§ **What is required**:
For each line below that contains the string "natural", copy that line.
------ Exercise material ------
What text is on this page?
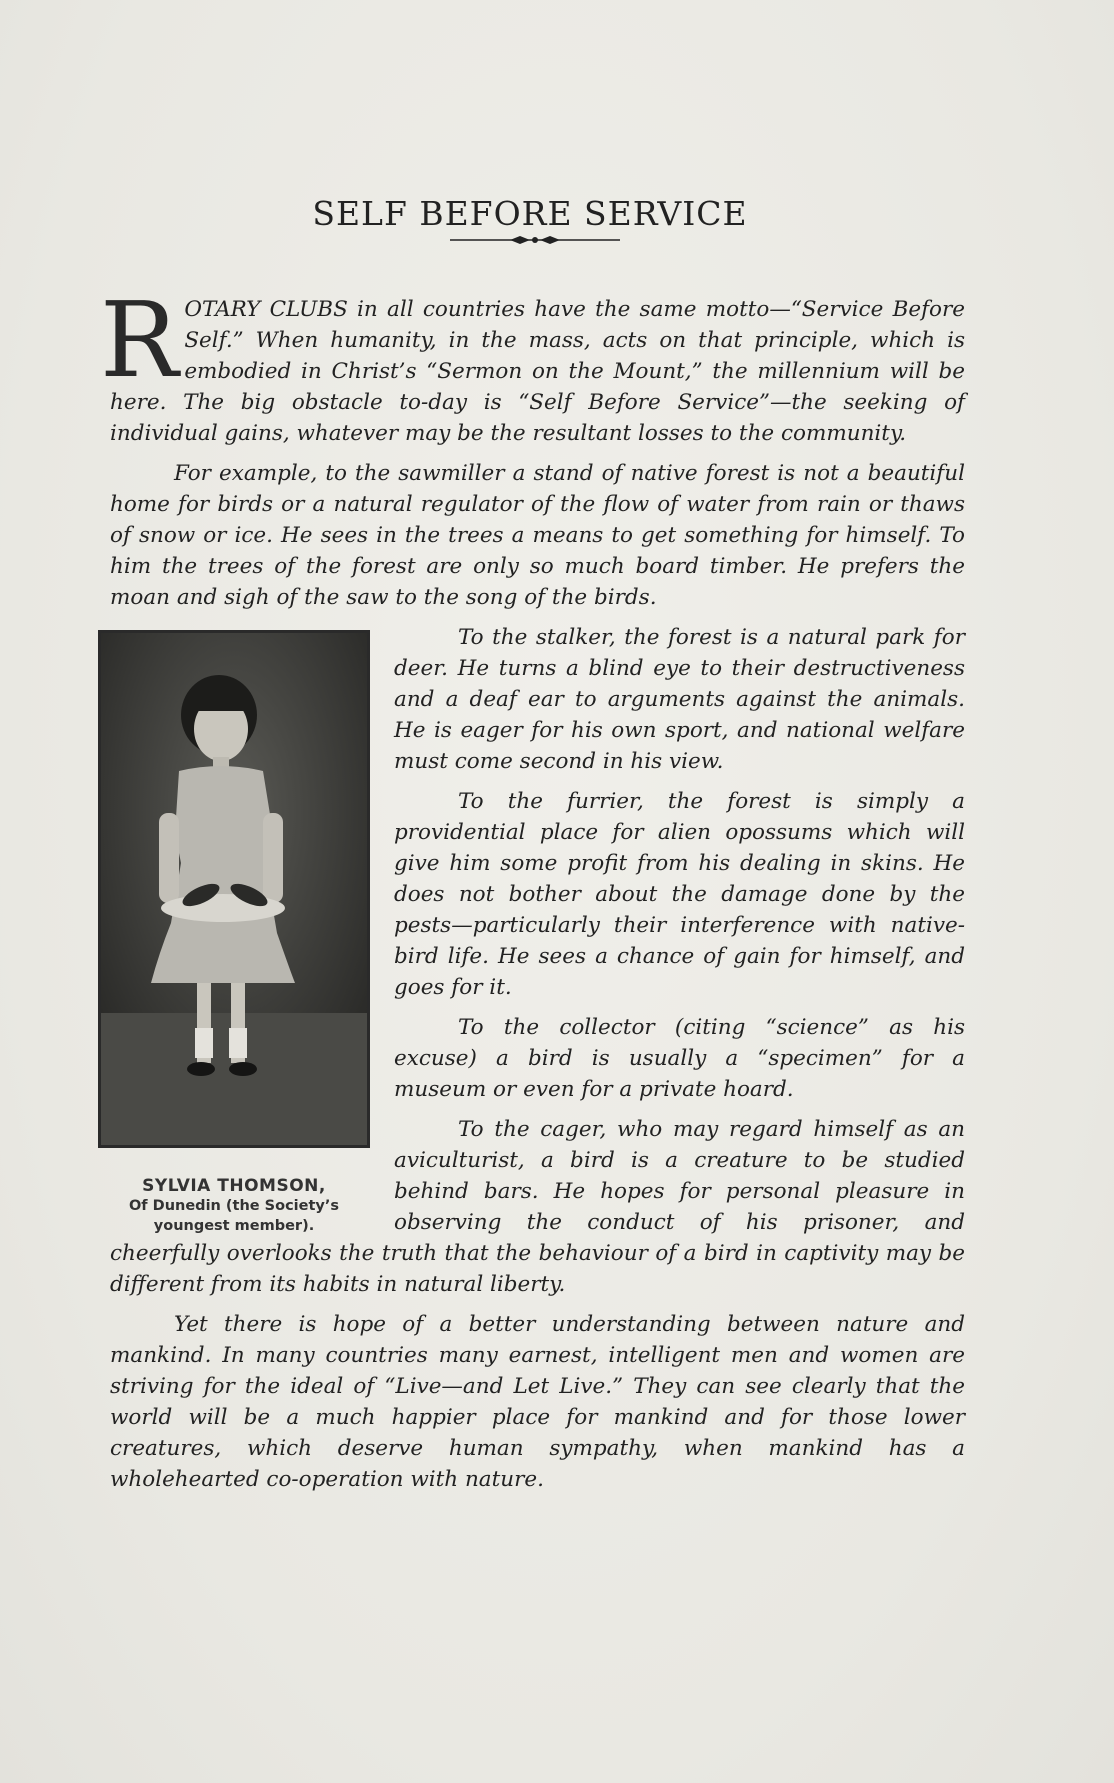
SELF BEFORE SERVICE

ROTARY CLUBS in all countries have the same motto—“Service Before Self.” When humanity, in the mass, acts on that principle, which is embodied in Christ’s “Sermon on the Mount,” the millennium will be here. The big obstacle to-day is “Self Before Service”—the seeking of individual gains, whatever may be the resultant losses to the community.

For example, to the sawmiller a stand of native forest is not a beautiful home for birds or a natural regulator of the flow of water from rain or thaws of snow or ice. He sees in the trees a means to get something for himself. To him the trees of the forest are only so much board timber. He prefers the moan and sigh of the saw to the song of the birds.

SYLVIA THOMSON,
Of Dunedin (the Society’s
youngest member).

To the stalker, the forest is a natural park for deer. He turns a blind eye to their destructiveness and a deaf ear to arguments against the animals. He is eager for his own sport, and national welfare must come second in his view.

To the furrier, the forest is simply a providential place for alien opossums which will give him some profit from his dealing in skins. He does not bother about the damage done by the pests—particularly their interference with native-bird life. He sees a chance of gain for himself, and goes for it.

To the collector (citing “science” as his excuse) a bird is usually a “specimen” for a museum or even for a private hoard.

To the cager, who may regard himself as an aviculturist, a bird is a creature to be studied behind bars. He hopes for personal pleasure in observing the conduct of his prisoner, and cheerfully overlooks the truth that the behaviour of a bird in captivity may be different from its habits in natural liberty.

Yet there is hope of a better understanding between nature and mankind. In many countries many earnest, intelligent men and women are striving for the ideal of “Live—and Let Live.” They can see clearly that the world will be a much happier place for mankind and for those lower creatures, which deserve human sympathy, when mankind has a wholehearted co-operation with nature.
------
§ **Written reply**:
For example, to the sawmiller a stand of native forest is not a beautiful home for birds or a natural regulator of the flow of water from rain or thaws of snow or ice. He sees in the trees a means to get something for himself. To him the trees of the forest are only so much board timber. He prefers the moan and sigh of the saw to the song of the birds.
To the stalker, the forest is a natural park for deer. He turns a blind eye to their destructiveness and a deaf ear to arguments against the animals. He is eager for his own sport, and national welfare must come second in his view.
To the cager, who may regard himself as an aviculturist, a bird is a creature to be studied behind bars. He hopes for personal pleasure in observing the conduct of his prisoner, and cheerfully overlooks the truth that the behaviour of a bird in captivity may be different from its habits in natural liberty.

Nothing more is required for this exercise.